**DIRECTIONS FOR THIS TASK**
Report every line of the records below that contains the string "рубежом", treating uppercase and lowercase letters as distinct.

Collection entries
============

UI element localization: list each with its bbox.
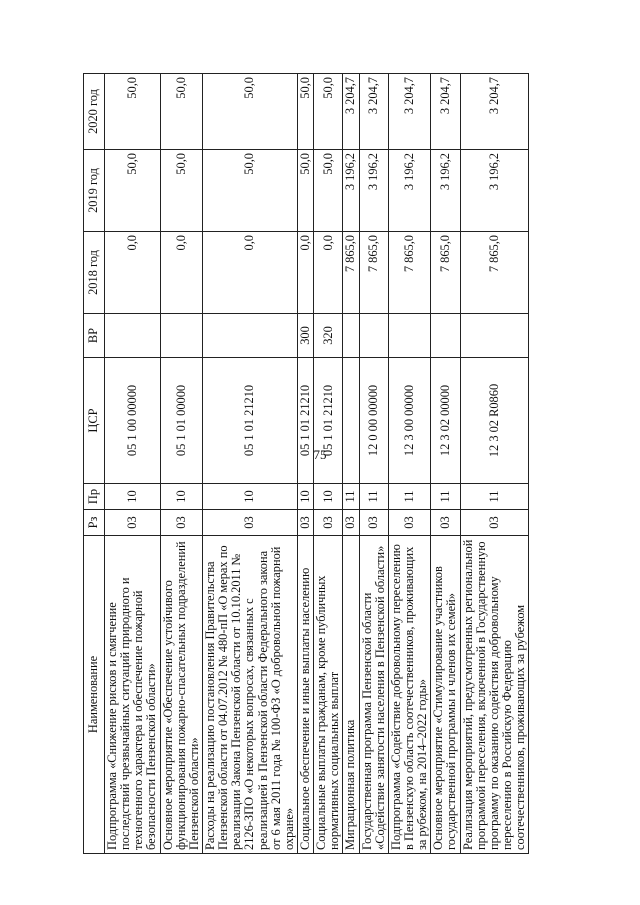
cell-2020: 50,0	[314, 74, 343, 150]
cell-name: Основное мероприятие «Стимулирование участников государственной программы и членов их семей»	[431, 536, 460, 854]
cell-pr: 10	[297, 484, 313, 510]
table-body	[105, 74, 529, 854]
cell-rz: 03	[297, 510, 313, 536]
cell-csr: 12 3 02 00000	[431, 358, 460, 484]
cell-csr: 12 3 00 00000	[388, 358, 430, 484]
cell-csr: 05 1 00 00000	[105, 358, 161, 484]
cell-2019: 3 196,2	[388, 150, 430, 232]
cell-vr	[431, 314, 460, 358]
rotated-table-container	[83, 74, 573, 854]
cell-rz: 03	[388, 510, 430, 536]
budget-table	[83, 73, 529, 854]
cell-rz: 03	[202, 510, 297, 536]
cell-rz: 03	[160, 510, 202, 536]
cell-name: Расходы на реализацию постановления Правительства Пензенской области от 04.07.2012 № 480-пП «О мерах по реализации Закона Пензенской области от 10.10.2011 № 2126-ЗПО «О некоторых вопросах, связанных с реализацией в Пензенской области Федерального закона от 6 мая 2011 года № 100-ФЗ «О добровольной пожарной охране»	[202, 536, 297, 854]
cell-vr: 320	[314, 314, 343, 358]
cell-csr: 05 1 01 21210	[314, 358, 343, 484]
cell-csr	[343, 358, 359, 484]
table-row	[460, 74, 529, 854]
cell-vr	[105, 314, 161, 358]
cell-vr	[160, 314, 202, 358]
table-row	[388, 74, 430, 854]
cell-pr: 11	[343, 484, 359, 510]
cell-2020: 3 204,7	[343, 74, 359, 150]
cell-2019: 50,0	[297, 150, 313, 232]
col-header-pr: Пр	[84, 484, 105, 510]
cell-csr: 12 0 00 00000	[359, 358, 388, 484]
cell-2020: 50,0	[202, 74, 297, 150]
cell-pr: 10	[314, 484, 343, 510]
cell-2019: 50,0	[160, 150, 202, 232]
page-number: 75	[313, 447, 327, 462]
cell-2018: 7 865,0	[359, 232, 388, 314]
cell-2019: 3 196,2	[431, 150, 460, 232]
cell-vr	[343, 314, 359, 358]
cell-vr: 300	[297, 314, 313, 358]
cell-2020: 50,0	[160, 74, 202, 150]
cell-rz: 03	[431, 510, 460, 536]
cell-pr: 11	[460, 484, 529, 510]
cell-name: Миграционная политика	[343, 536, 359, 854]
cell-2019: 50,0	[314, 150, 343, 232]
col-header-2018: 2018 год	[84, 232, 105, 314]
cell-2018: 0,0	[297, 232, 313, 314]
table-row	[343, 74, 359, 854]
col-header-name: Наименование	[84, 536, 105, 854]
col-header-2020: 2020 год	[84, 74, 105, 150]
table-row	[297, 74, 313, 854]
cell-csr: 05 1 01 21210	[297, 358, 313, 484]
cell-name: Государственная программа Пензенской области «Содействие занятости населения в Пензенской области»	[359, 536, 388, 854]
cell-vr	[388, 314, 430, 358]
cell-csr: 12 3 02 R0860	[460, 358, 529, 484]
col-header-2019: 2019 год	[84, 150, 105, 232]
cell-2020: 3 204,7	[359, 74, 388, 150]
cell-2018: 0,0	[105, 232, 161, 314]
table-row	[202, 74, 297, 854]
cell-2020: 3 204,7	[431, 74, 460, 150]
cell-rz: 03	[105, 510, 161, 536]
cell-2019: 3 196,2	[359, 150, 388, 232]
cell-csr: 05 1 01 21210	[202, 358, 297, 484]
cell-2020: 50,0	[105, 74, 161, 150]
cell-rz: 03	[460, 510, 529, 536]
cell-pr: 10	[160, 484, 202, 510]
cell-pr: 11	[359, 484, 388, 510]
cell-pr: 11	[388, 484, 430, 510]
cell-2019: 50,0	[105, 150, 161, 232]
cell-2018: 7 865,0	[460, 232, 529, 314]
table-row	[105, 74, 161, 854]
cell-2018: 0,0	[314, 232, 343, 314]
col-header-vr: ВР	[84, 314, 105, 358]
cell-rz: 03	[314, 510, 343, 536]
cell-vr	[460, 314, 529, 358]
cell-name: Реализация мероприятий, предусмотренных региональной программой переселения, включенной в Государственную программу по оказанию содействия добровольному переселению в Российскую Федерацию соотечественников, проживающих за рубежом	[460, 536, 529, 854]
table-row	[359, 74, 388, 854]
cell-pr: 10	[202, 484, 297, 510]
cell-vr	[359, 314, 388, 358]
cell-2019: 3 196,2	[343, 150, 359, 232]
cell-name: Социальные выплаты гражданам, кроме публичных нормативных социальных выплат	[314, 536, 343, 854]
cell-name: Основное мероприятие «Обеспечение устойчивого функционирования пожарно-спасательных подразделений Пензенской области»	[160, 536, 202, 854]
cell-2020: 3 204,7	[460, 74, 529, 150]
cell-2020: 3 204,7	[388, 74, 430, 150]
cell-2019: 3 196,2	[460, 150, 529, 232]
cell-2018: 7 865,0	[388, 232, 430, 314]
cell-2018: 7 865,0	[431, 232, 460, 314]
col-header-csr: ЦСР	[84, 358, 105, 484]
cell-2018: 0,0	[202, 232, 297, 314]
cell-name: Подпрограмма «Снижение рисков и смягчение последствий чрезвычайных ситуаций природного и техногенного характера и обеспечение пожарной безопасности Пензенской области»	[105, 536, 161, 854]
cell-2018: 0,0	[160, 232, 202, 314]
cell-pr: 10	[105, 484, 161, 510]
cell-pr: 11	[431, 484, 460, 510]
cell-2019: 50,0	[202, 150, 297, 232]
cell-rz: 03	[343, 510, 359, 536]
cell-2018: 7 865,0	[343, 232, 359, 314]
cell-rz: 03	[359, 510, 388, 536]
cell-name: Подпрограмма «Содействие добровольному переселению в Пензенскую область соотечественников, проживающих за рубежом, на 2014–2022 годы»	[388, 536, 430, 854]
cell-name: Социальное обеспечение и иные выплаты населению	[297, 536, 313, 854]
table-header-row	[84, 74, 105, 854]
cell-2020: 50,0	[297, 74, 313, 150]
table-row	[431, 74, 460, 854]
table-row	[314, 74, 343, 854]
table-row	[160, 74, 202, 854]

============

**COMPLETE OUTPUT**
cell-name: Реализация мероприятий, предусмотренных региональной программой переселения, включенной в Государственную программу по оказанию содействия добровольному переселению в Российскую Федерацию соотечественников, проживающих за рубежом	[460, 536, 529, 854]
cell-name: Подпрограмма «Содействие добровольному переселению в Пензенскую область соотечественников, проживающих за рубежом, на 2014–2022 годы»	[388, 536, 430, 854]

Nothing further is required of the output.